SUPPLIED RECORDS |
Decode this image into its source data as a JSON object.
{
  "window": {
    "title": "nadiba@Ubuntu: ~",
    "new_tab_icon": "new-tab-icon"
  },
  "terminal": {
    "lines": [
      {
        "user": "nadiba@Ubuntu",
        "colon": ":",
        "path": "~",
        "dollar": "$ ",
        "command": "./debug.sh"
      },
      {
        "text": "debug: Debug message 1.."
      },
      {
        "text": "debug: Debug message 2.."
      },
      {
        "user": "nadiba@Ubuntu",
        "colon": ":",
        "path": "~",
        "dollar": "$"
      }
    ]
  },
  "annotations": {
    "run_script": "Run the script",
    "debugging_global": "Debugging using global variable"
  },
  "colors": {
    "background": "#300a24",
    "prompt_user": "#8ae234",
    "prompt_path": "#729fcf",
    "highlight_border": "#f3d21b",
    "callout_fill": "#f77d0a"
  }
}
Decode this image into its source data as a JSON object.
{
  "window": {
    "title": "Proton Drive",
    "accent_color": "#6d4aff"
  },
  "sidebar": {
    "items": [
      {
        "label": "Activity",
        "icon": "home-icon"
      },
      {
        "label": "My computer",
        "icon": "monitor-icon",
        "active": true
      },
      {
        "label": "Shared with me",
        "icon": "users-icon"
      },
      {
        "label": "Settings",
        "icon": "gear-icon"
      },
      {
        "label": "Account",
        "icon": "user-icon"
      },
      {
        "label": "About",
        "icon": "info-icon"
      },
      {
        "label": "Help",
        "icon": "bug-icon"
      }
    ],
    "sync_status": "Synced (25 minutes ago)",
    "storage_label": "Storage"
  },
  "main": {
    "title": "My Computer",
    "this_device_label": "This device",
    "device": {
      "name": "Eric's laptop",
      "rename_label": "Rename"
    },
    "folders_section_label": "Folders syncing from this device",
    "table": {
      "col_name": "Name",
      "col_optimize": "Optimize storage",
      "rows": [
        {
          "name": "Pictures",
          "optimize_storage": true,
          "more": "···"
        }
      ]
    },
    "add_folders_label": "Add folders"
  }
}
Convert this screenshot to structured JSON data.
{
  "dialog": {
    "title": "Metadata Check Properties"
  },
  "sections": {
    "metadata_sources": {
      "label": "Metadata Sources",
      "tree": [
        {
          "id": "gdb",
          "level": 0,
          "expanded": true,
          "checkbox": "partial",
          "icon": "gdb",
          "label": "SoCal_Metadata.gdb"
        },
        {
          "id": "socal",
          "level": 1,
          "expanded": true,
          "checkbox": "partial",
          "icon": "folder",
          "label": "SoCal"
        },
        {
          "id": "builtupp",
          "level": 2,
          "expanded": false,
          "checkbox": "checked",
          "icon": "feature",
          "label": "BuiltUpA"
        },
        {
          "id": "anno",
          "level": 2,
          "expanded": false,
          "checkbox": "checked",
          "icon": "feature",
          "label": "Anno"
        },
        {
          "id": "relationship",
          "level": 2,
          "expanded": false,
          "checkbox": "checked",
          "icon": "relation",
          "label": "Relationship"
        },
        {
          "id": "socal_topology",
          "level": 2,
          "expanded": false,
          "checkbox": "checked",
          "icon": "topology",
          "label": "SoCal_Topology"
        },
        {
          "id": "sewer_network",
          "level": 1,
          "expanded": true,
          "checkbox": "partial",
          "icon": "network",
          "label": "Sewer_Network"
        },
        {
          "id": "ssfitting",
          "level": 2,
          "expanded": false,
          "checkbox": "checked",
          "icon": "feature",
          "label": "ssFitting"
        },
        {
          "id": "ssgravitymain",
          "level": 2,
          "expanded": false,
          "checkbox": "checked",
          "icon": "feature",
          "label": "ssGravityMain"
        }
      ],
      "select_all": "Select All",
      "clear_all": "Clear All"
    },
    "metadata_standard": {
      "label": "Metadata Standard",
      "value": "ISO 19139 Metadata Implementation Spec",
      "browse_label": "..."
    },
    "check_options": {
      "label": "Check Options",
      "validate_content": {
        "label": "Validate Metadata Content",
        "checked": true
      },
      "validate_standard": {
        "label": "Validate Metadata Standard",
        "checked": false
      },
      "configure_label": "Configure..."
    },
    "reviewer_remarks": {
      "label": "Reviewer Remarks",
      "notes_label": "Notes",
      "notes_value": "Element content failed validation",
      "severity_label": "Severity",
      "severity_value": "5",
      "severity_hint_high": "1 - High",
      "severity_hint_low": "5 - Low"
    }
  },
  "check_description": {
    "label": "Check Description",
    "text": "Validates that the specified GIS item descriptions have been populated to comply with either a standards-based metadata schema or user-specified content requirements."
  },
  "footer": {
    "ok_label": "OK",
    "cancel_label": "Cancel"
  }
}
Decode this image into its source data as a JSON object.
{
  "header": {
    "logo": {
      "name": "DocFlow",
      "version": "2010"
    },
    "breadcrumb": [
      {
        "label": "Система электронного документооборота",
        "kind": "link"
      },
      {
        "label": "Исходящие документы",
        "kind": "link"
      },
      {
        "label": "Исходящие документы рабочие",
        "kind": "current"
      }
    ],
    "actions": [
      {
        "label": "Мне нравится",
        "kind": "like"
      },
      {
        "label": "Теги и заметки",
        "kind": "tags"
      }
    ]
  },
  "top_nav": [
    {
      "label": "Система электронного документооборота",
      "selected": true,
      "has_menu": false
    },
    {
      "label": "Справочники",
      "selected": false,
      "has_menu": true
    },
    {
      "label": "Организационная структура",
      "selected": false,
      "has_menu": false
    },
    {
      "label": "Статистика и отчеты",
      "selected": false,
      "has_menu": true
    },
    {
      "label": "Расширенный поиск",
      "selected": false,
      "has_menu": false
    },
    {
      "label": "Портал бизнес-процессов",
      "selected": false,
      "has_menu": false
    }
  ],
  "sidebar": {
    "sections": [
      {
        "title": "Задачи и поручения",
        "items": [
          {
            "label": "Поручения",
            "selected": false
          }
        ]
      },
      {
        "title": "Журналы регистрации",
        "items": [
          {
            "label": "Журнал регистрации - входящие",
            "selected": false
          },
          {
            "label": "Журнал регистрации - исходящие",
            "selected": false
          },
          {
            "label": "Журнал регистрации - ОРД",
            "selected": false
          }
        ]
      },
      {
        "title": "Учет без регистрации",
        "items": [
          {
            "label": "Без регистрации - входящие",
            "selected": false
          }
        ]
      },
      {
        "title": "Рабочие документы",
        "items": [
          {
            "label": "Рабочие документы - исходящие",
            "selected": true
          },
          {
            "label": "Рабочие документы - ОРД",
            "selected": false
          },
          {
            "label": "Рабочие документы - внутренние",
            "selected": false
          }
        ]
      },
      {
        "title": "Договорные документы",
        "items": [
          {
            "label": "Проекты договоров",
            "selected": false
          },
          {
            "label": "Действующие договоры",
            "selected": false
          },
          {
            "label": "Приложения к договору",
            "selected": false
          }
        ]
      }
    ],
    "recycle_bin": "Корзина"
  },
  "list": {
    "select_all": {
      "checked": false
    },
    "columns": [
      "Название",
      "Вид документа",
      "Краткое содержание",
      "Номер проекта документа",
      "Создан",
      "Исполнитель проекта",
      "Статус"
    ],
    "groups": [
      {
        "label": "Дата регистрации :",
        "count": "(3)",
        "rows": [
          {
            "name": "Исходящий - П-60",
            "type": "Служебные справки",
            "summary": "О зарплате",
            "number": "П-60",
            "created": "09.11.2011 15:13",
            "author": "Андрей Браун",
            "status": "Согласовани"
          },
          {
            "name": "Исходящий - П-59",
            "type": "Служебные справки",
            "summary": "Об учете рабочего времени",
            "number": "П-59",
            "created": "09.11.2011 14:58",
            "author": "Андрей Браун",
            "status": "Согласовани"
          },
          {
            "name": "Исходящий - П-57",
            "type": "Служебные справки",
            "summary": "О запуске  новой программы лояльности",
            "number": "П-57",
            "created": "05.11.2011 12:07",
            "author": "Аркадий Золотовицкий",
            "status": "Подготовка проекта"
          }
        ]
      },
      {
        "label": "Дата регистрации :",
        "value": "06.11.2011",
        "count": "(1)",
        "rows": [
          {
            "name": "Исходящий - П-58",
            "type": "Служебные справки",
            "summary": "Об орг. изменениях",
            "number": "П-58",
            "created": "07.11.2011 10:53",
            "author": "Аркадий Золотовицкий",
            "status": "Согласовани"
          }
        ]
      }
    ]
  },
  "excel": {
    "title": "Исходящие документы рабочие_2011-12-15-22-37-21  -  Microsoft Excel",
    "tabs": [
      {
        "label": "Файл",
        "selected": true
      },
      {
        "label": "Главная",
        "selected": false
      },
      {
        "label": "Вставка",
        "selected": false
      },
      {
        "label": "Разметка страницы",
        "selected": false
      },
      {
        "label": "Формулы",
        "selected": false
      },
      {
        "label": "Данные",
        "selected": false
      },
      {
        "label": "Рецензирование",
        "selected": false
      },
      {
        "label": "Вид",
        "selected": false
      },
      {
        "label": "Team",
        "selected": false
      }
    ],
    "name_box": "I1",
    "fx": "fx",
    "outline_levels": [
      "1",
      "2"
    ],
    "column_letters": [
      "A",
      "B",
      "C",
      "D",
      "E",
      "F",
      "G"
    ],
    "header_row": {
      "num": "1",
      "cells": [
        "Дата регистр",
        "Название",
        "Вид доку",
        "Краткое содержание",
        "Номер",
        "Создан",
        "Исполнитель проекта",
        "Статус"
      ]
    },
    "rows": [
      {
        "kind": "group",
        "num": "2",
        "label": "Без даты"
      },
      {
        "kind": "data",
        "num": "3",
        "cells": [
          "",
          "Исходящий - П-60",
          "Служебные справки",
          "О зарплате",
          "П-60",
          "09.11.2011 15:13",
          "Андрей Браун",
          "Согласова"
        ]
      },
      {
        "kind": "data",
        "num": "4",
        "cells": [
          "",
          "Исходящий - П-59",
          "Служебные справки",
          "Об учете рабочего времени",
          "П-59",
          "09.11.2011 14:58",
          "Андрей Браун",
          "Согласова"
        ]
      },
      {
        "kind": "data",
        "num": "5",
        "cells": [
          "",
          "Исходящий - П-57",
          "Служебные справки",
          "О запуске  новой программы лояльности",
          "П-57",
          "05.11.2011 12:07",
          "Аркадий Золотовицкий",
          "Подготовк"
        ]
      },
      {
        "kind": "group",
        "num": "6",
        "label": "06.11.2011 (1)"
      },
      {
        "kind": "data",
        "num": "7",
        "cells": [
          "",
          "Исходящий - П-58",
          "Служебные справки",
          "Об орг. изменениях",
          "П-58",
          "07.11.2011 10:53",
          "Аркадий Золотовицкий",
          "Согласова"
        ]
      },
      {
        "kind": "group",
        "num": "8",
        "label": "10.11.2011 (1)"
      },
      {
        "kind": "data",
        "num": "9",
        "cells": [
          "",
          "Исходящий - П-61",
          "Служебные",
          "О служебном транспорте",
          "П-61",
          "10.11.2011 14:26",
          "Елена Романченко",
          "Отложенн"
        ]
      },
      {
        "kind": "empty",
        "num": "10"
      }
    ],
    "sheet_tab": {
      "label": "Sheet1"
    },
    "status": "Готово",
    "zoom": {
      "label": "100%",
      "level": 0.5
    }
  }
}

WHAT NEEDS TO BE DONE |
Extract every line containing the string "with" from the data above.

THE RESPONSE |
        "label": "Shared with me",
    "text": "Validates that the specified GIS item descriptions have been populated to comply with either a standards-based metadata schema or user-specified content requirements."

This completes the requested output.